[Start]

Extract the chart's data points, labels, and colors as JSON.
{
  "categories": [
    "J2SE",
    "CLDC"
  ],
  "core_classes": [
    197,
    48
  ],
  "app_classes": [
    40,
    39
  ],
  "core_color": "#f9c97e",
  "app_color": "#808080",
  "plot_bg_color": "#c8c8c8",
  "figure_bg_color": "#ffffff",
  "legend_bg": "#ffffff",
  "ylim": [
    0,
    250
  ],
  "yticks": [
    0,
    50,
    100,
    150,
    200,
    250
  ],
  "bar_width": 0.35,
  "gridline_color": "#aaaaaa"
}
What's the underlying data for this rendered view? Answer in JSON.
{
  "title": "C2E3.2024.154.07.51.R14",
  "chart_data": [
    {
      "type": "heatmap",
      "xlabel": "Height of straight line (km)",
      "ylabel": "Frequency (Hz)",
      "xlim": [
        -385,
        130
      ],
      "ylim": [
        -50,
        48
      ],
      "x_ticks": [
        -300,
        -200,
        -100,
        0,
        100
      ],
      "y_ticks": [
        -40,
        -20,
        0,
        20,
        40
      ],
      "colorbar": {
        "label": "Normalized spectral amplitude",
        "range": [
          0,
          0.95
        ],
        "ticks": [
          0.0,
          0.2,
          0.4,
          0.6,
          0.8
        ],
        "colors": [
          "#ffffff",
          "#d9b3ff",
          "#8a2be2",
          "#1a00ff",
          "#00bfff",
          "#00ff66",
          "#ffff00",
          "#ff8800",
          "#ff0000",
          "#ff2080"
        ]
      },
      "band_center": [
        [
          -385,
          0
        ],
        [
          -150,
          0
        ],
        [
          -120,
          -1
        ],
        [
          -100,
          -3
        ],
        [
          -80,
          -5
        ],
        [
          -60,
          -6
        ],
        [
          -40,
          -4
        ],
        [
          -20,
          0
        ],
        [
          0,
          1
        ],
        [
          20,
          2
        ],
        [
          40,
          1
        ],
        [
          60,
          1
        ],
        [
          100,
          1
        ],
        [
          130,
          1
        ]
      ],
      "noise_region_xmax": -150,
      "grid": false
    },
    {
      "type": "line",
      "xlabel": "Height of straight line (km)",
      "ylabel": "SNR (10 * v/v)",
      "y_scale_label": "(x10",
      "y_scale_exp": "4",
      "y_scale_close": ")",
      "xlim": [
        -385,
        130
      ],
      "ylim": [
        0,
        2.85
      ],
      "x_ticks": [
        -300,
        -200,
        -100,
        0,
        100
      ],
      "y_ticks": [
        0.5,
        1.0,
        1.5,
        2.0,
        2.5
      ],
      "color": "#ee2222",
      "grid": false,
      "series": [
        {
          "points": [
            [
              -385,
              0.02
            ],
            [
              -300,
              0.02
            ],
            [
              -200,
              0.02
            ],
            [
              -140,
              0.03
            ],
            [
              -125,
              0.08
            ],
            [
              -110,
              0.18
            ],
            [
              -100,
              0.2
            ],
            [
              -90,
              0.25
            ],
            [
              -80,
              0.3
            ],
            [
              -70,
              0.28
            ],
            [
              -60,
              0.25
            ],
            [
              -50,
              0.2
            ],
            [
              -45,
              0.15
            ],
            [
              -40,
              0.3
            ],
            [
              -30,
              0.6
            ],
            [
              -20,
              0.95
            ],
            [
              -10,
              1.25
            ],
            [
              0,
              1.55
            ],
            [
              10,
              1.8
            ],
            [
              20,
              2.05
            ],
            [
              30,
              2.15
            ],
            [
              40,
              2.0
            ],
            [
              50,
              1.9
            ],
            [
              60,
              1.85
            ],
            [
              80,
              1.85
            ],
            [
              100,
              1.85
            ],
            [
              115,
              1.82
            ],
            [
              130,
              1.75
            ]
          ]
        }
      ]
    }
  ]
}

[End]

● **INSTRUCTIONS FOR THE TASK**
Transcribe every entry exactly, omitting nothing.

● **TASK ANSWER**
Extract the chart's data points, labels, and colors as JSON.
{
  "categories": [
    "J2SE",
    "CLDC"
  ],
  "core_classes": [
    197,
    48
  ],
  "app_classes": [
    40,
    39
  ],
  "core_color": "#f9c97e",
  "app_color": "#808080",
  "plot_bg_color": "#c8c8c8",
  "figure_bg_color": "#ffffff",
  "legend_bg": "#ffffff",
  "ylim": [
    0,
    250
  ],
  "yticks": [
    0,
    50,
    100,
    150,
    200,
    250
  ],
  "bar_width": 0.35,
  "gridline_color": "#aaaaaa"
}
What's the underlying data for this rendered view? Answer in JSON.
{
  "title": "C2E3.2024.154.07.51.R14",
  "chart_data": [
    {
      "type": "heatmap",
      "xlabel": "Height of straight line (km)",
      "ylabel": "Frequency (Hz)",
      "xlim": [
        -385,
        130
      ],
      "ylim": [
        -50,
        48
      ],
      "x_ticks": [
        -300,
        -200,
        -100,
        0,
        100
      ],
      "y_ticks": [
        -40,
        -20,
        0,
        20,
        40
      ],
      "colorbar": {
        "label": "Normalized spectral amplitude",
        "range": [
          0,
          0.95
        ],
        "ticks": [
          0.0,
          0.2,
          0.4,
          0.6,
          0.8
        ],
        "colors": [
          "#ffffff",
          "#d9b3ff",
          "#8a2be2",
          "#1a00ff",
          "#00bfff",
          "#00ff66",
          "#ffff00",
          "#ff8800",
          "#ff0000",
          "#ff2080"
        ]
      },
      "band_center": [
        [
          -385,
          0
        ],
        [
          -150,
          0
        ],
        [
          -120,
          -1
        ],
        [
          -100,
          -3
        ],
        [
          -80,
          -5
        ],
        [
          -60,
          -6
        ],
        [
          -40,
          -4
        ],
        [
          -20,
          0
        ],
        [
          0,
          1
        ],
        [
          20,
          2
        ],
        [
          40,
          1
        ],
        [
          60,
          1
        ],
        [
          100,
          1
        ],
        [
          130,
          1
        ]
      ],
      "noise_region_xmax": -150,
      "grid": false
    },
    {
      "type": "line",
      "xlabel": "Height of straight line (km)",
      "ylabel": "SNR (10 * v/v)",
      "y_scale_label": "(x10",
      "y_scale_exp": "4",
      "y_scale_close": ")",
      "xlim": [
        -385,
        130
      ],
      "ylim": [
        0,
        2.85
      ],
      "x_ticks": [
        -300,
        -200,
        -100,
        0,
        100
      ],
      "y_ticks": [
        0.5,
        1.0,
        1.5,
        2.0,
        2.5
      ],
      "color": "#ee2222",
      "grid": false,
      "series": [
        {
          "points": [
            [
              -385,
              0.02
            ],
            [
              -300,
              0.02
            ],
            [
              -200,
              0.02
            ],
            [
              -140,
              0.03
            ],
            [
              -125,
              0.08
            ],
            [
              -110,
              0.18
            ],
            [
              -100,
              0.2
            ],
            [
              -90,
              0.25
            ],
            [
              -80,
              0.3
            ],
            [
              -70,
              0.28
            ],
            [
              -60,
              0.25
            ],
            [
              -50,
              0.2
            ],
            [
              -45,
              0.15
            ],
            [
              -40,
              0.3
            ],
            [
              -30,
              0.6
            ],
            [
              -20,
              0.95
            ],
            [
              -10,
              1.25
            ],
            [
              0,
              1.55
            ],
            [
              10,
              1.8
            ],
            [
              20,
              2.05
            ],
            [
              30,
              2.15
            ],
            [
              40,
              2.0
            ],
            [
              50,
              1.9
            ],
            [
              60,
              1.85
            ],
            [
              80,
              1.85
            ],
            [
              100,
              1.85
            ],
            [
              115,
              1.82
            ],
            [
              130,
              1.75
            ]
          ]
        }
      ]
    }
  ]
}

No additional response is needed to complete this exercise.